Collected data rows:
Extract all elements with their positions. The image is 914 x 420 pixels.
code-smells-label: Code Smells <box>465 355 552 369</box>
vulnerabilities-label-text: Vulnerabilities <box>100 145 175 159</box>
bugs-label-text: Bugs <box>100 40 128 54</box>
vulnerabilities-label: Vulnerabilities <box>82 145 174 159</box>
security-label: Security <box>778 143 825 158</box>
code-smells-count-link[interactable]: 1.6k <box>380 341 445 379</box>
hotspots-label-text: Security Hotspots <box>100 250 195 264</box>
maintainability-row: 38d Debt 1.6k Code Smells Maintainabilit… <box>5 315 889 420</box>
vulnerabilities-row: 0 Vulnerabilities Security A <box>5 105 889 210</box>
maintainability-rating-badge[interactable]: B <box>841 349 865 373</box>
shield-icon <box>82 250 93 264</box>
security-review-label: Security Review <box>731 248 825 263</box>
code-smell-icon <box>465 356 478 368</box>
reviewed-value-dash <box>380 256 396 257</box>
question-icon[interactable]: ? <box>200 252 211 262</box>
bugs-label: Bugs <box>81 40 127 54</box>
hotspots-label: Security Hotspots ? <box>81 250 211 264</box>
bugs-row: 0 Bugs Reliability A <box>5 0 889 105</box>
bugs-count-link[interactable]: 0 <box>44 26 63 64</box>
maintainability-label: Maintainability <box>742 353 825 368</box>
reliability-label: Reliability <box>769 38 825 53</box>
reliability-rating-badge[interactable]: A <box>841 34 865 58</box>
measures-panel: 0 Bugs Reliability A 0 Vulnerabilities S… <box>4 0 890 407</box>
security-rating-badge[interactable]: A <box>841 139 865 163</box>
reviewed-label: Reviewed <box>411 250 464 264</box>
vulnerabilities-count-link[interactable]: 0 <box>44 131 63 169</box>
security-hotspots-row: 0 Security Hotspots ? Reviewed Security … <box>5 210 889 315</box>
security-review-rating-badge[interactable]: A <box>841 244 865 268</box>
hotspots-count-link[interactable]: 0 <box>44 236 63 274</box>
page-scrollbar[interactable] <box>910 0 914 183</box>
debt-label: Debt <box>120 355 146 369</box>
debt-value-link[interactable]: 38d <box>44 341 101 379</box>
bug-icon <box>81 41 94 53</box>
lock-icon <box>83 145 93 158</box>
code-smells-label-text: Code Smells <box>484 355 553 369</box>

### Problem requirements
Copy out every row above word for word, with no changes.

### Response
Extract all elements with their positions. The image is 914 x 420 pixels.
code-smells-label: Code Smells <box>465 355 552 369</box>
vulnerabilities-label-text: Vulnerabilities <box>100 145 175 159</box>
bugs-label-text: Bugs <box>100 40 128 54</box>
vulnerabilities-label: Vulnerabilities <box>82 145 174 159</box>
security-label: Security <box>778 143 825 158</box>
code-smells-count-link[interactable]: 1.6k <box>380 341 445 379</box>
hotspots-label-text: Security Hotspots <box>100 250 195 264</box>
maintainability-row: 38d Debt 1.6k Code Smells Maintainabilit… <box>5 315 889 420</box>
vulnerabilities-row: 0 Vulnerabilities Security A <box>5 105 889 210</box>
maintainability-rating-badge[interactable]: B <box>841 349 865 373</box>
shield-icon <box>82 250 93 264</box>
security-review-label: Security Review <box>731 248 825 263</box>
code-smell-icon <box>465 356 478 368</box>
reviewed-value-dash <box>380 256 396 257</box>
question-icon[interactable]: ? <box>200 252 211 262</box>
bugs-label: Bugs <box>81 40 127 54</box>
hotspots-label: Security Hotspots ? <box>81 250 211 264</box>
bugs-row: 0 Bugs Reliability A <box>5 0 889 105</box>
bugs-count-link[interactable]: 0 <box>44 26 63 64</box>
maintainability-label: Maintainability <box>742 353 825 368</box>
reliability-label: Reliability <box>769 38 825 53</box>
reliability-rating-badge[interactable]: A <box>841 34 865 58</box>
measures-panel: 0 Bugs Reliability A 0 Vulnerabilities S… <box>4 0 890 407</box>
security-rating-badge[interactable]: A <box>841 139 865 163</box>
reviewed-label: Reviewed <box>411 250 464 264</box>
vulnerabilities-count-link[interactable]: 0 <box>44 131 63 169</box>
security-hotspots-row: 0 Security Hotspots ? Reviewed Security … <box>5 210 889 315</box>
security-review-rating-badge[interactable]: A <box>841 244 865 268</box>
hotspots-count-link[interactable]: 0 <box>44 236 63 274</box>
page-scrollbar[interactable] <box>910 0 914 183</box>
debt-label: Debt <box>120 355 146 369</box>
debt-value-link[interactable]: 38d <box>44 341 101 379</box>
bug-icon <box>81 41 94 53</box>
lock-icon <box>83 145 93 158</box>
code-smells-label-text: Code Smells <box>484 355 553 369</box>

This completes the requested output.